__EXCERPTED DATA__

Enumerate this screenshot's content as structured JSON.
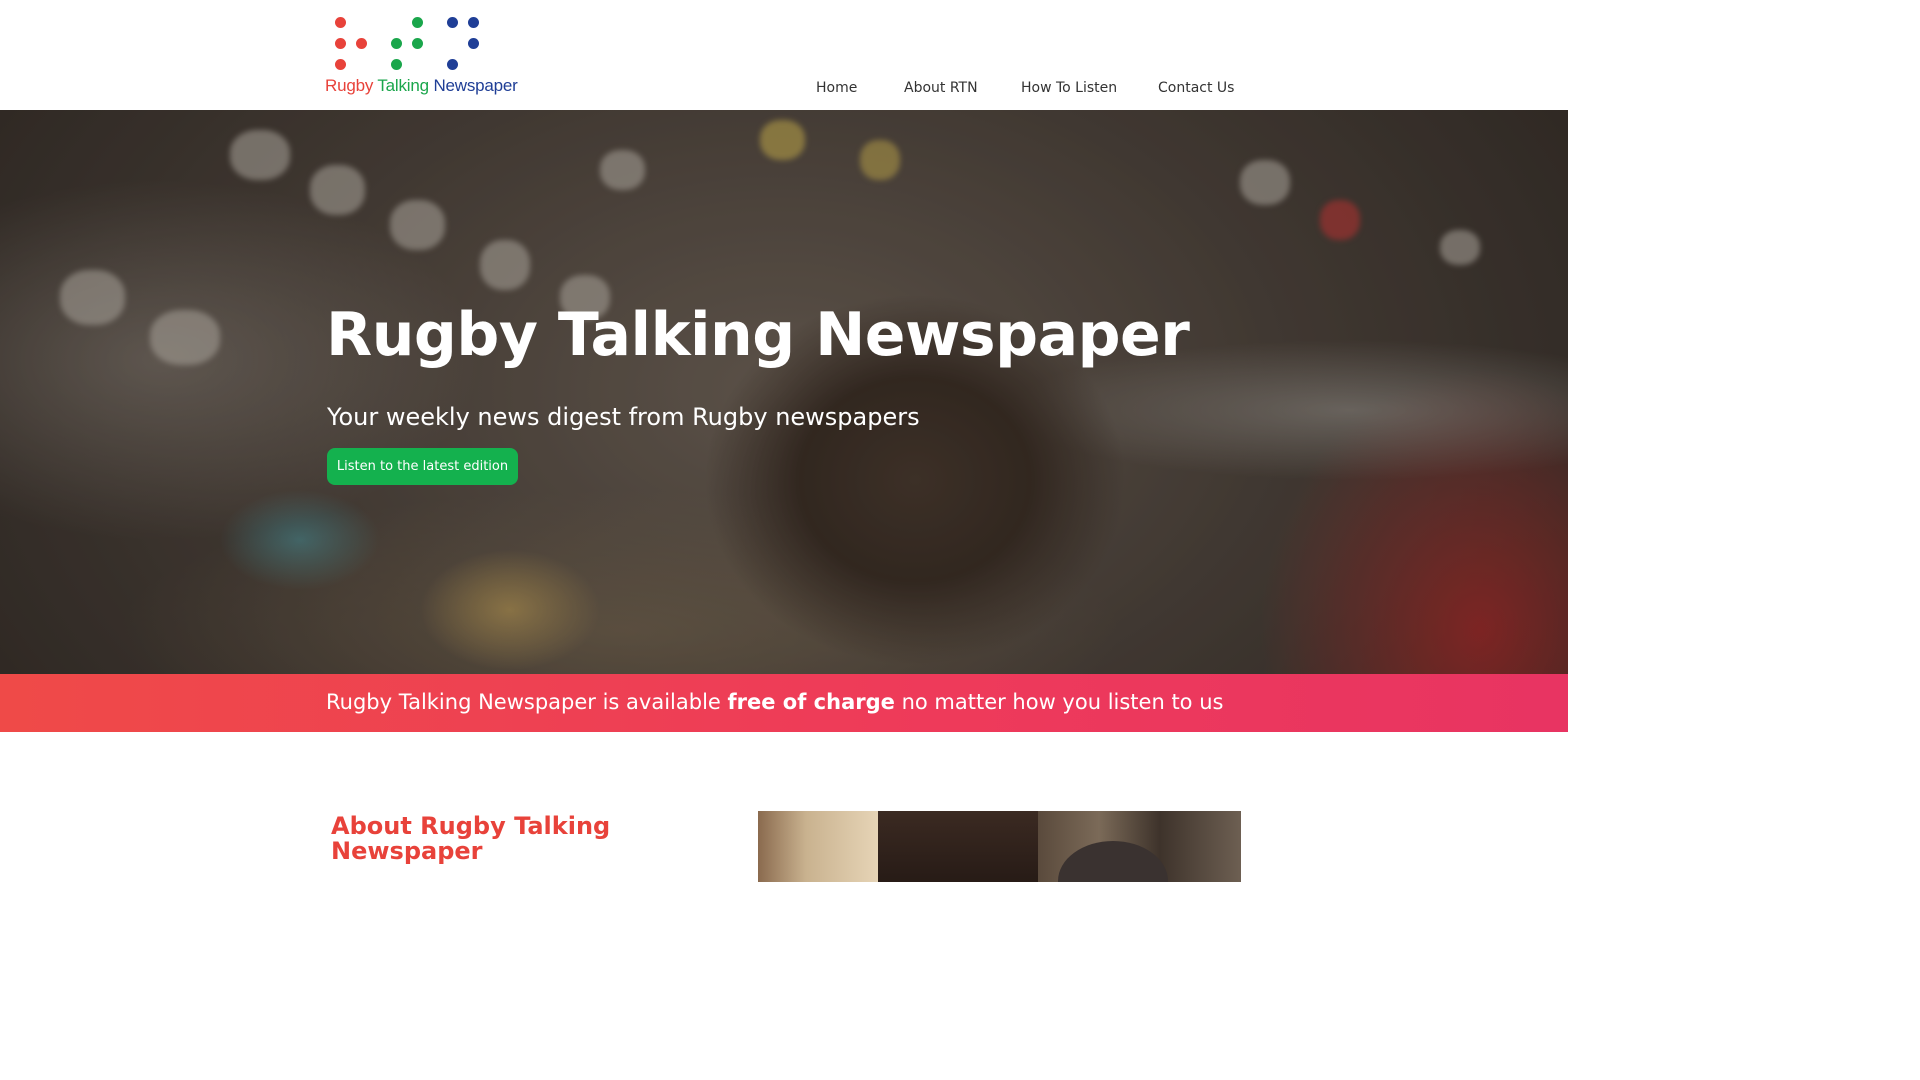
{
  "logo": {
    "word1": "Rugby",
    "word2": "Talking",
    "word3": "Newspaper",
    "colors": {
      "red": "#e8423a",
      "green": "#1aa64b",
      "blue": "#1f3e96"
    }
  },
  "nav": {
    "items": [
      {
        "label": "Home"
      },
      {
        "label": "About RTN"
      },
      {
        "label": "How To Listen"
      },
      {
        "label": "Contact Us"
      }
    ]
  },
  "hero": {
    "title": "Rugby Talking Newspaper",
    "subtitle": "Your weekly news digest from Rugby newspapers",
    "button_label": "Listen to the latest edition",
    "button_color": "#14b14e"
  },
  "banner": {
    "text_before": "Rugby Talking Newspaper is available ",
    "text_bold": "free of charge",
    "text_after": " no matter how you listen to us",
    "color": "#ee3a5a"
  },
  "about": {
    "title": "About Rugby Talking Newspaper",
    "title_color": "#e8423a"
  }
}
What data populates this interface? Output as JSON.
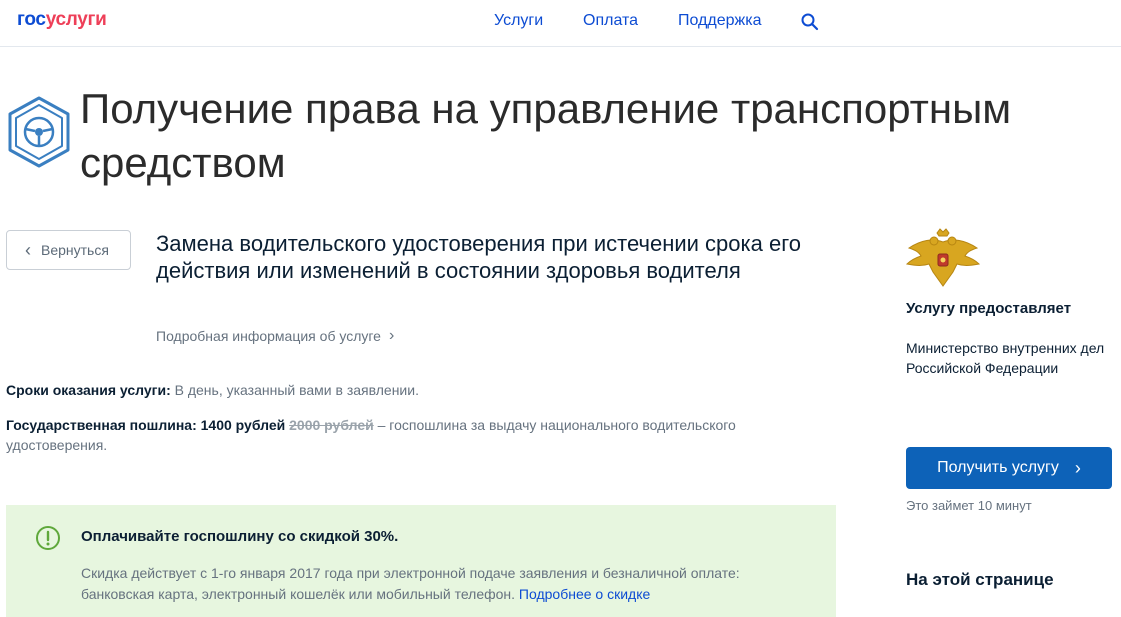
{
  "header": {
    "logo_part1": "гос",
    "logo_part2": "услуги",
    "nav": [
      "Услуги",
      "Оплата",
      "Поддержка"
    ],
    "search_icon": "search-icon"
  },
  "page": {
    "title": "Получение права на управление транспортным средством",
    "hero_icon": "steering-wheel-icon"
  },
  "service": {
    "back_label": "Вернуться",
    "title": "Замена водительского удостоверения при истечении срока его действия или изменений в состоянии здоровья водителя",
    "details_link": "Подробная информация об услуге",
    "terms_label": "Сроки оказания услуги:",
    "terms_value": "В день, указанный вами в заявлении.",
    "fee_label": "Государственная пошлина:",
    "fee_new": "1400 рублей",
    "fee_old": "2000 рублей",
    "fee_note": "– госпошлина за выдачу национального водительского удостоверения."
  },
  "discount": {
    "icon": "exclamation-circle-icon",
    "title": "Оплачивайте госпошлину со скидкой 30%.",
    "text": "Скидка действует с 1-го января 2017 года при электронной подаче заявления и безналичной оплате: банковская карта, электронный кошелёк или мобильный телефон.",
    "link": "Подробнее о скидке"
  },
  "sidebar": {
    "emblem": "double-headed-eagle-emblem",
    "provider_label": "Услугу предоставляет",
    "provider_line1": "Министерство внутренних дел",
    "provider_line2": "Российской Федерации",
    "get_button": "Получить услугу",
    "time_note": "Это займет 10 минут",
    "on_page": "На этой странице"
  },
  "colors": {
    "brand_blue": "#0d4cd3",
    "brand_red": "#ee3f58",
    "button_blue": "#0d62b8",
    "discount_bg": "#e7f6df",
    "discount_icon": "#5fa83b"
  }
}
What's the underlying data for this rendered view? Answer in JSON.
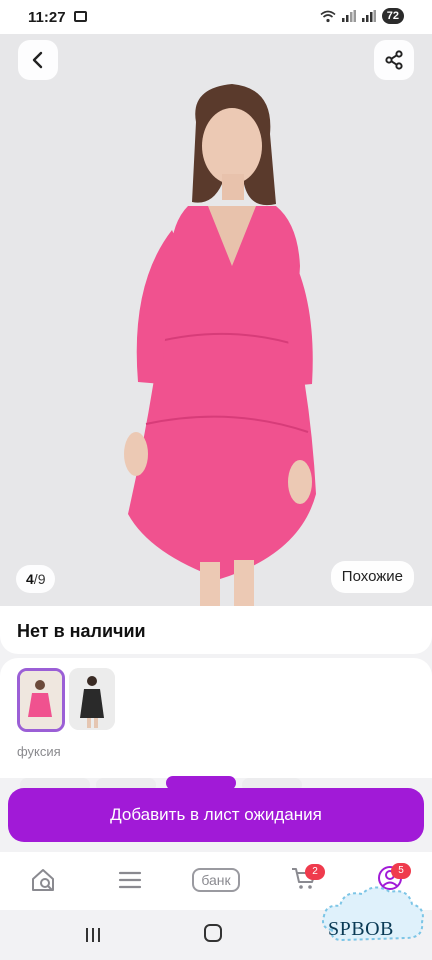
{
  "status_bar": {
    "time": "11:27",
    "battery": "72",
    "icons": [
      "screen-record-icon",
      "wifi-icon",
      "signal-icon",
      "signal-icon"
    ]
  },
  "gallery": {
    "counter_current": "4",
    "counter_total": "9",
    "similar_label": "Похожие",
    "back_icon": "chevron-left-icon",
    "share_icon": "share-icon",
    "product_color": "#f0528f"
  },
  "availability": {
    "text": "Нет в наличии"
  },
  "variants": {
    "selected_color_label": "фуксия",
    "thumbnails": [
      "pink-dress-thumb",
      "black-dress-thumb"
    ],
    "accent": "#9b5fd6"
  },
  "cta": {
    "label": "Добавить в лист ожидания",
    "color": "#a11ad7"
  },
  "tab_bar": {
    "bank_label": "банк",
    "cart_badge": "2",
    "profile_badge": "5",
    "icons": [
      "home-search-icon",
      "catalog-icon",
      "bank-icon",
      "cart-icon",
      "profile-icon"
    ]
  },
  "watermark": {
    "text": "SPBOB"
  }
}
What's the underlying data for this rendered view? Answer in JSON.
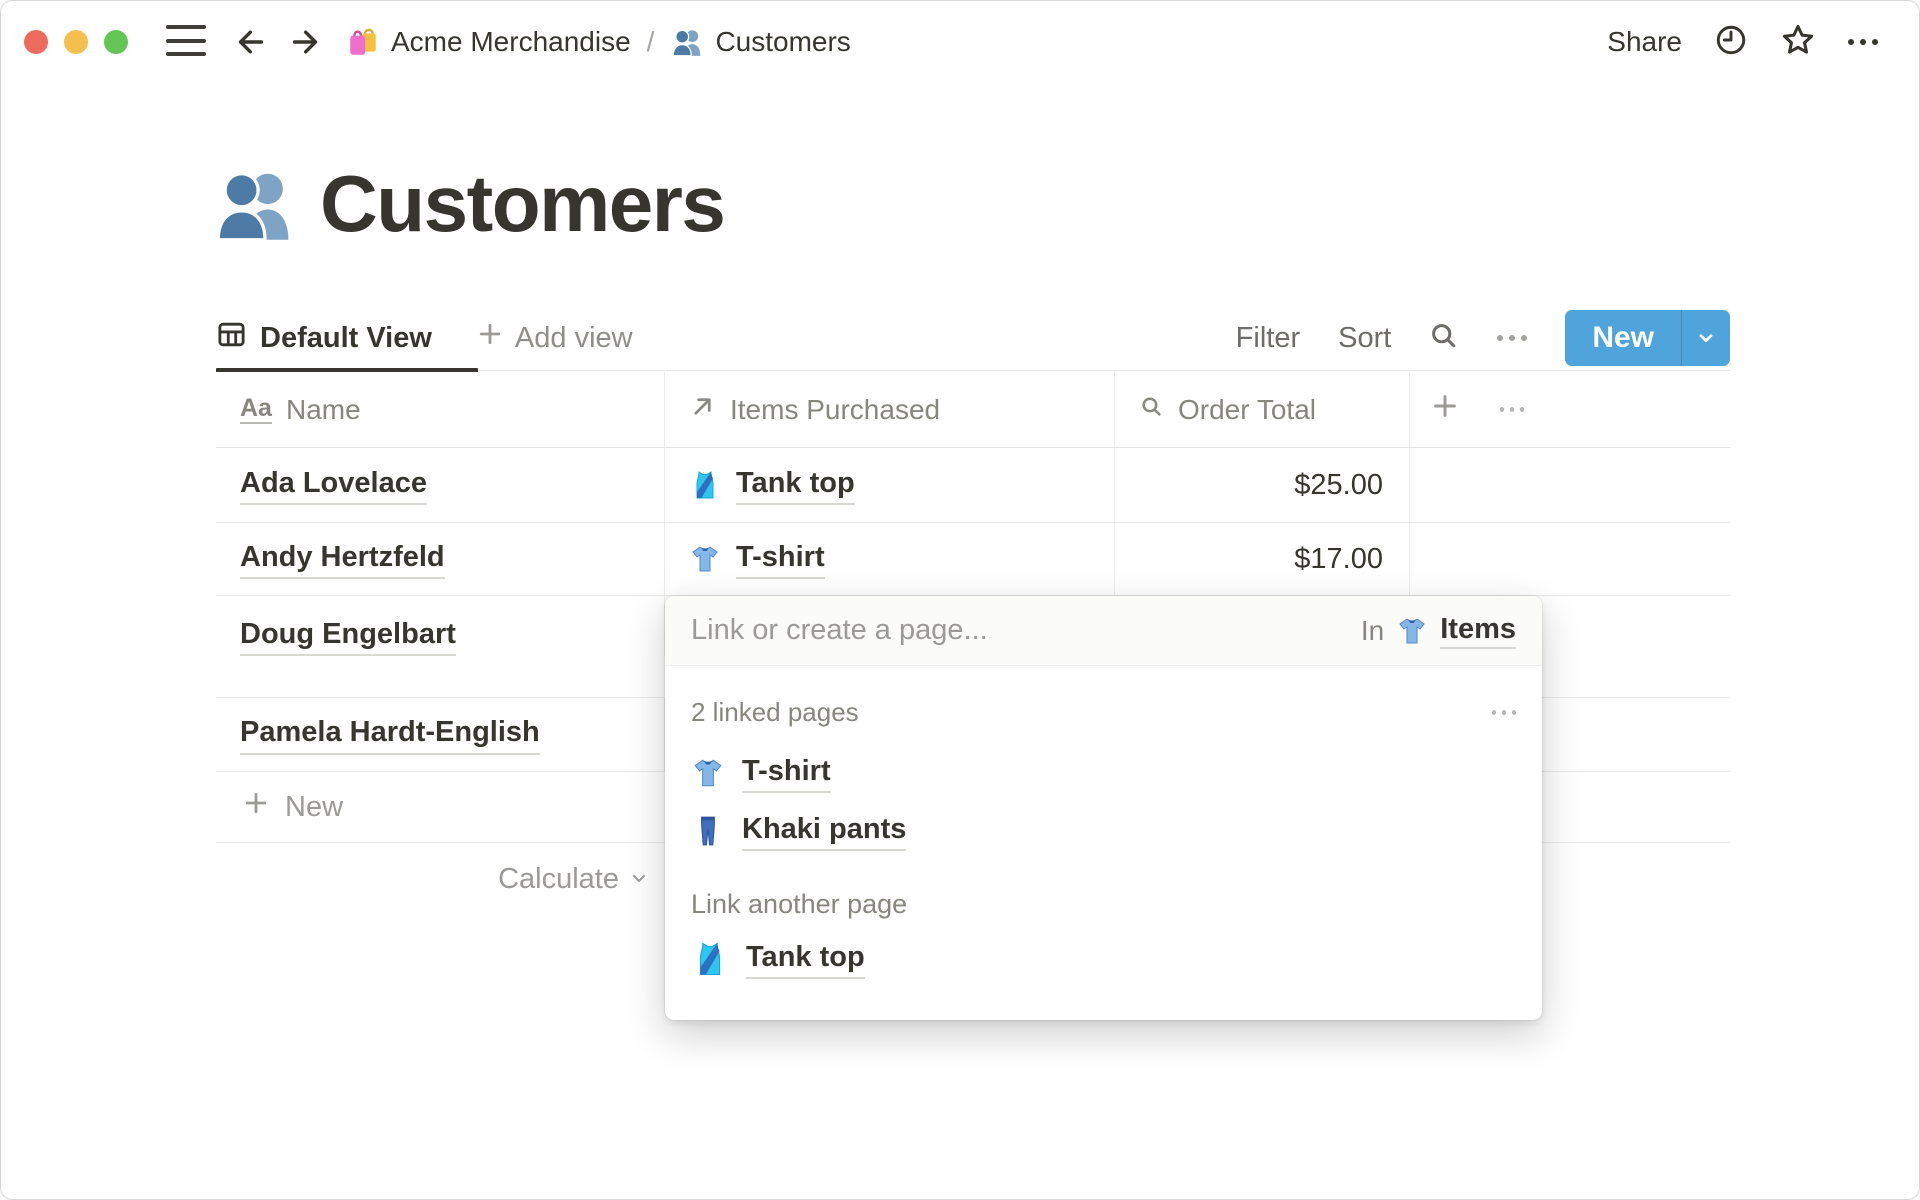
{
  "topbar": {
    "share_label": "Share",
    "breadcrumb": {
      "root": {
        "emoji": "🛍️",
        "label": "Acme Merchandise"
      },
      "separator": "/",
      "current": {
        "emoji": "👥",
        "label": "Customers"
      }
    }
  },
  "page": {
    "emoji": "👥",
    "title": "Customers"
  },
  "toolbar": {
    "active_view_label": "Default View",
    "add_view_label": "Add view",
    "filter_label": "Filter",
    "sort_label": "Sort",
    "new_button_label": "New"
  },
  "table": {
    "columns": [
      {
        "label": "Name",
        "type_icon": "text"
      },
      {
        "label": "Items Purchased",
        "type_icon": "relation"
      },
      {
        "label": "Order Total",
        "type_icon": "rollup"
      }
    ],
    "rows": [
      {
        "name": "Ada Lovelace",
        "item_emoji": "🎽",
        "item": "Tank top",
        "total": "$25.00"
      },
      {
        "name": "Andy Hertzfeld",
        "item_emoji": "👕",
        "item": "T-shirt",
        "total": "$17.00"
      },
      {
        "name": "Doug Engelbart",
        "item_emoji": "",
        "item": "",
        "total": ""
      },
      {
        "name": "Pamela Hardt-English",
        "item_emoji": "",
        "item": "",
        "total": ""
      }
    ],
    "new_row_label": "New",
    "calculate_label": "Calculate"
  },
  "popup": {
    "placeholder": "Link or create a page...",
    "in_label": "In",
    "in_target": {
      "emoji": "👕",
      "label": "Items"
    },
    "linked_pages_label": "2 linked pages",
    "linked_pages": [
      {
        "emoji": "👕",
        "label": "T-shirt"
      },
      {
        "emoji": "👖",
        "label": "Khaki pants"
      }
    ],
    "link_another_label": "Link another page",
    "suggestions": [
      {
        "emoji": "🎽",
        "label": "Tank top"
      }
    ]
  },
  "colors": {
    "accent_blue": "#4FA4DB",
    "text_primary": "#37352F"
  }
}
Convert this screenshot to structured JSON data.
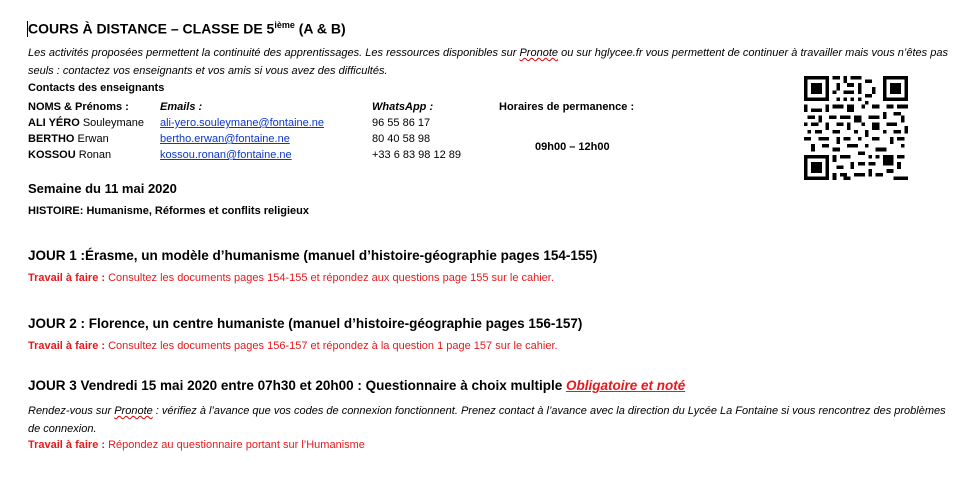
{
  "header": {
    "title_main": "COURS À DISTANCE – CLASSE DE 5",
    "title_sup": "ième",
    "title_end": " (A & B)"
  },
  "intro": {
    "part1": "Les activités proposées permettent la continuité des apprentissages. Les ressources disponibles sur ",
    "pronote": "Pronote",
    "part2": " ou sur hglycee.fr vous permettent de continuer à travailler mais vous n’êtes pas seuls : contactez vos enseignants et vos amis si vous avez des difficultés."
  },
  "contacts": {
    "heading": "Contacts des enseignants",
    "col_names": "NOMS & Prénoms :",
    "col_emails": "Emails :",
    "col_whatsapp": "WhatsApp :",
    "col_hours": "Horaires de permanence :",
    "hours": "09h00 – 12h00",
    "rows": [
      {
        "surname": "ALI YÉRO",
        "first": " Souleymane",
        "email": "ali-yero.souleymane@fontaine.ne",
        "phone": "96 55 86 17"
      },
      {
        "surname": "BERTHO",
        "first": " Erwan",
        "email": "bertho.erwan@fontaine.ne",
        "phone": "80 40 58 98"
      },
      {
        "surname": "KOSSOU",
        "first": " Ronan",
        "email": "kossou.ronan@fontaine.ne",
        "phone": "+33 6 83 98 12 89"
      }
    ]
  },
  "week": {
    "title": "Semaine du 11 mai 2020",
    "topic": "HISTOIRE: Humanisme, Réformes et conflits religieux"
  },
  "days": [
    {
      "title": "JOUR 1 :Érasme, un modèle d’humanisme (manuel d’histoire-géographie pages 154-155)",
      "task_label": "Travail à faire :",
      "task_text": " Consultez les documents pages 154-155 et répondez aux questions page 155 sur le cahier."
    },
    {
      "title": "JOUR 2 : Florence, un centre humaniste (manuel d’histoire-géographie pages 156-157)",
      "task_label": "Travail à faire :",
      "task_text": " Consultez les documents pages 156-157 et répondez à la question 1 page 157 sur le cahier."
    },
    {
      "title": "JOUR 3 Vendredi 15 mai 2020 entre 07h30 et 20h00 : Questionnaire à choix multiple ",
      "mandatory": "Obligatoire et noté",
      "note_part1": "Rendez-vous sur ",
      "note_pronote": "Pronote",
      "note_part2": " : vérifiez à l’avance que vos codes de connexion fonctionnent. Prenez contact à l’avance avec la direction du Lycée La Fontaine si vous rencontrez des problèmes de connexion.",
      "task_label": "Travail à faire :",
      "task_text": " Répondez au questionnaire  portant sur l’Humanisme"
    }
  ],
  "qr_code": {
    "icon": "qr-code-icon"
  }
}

__THE PROBLEM__
Write out every line of the listing that holds the word "Pronote".

__WRITTEN ANSWER__
    "pronote": "Pronote",
      "note_pronote": "Pronote",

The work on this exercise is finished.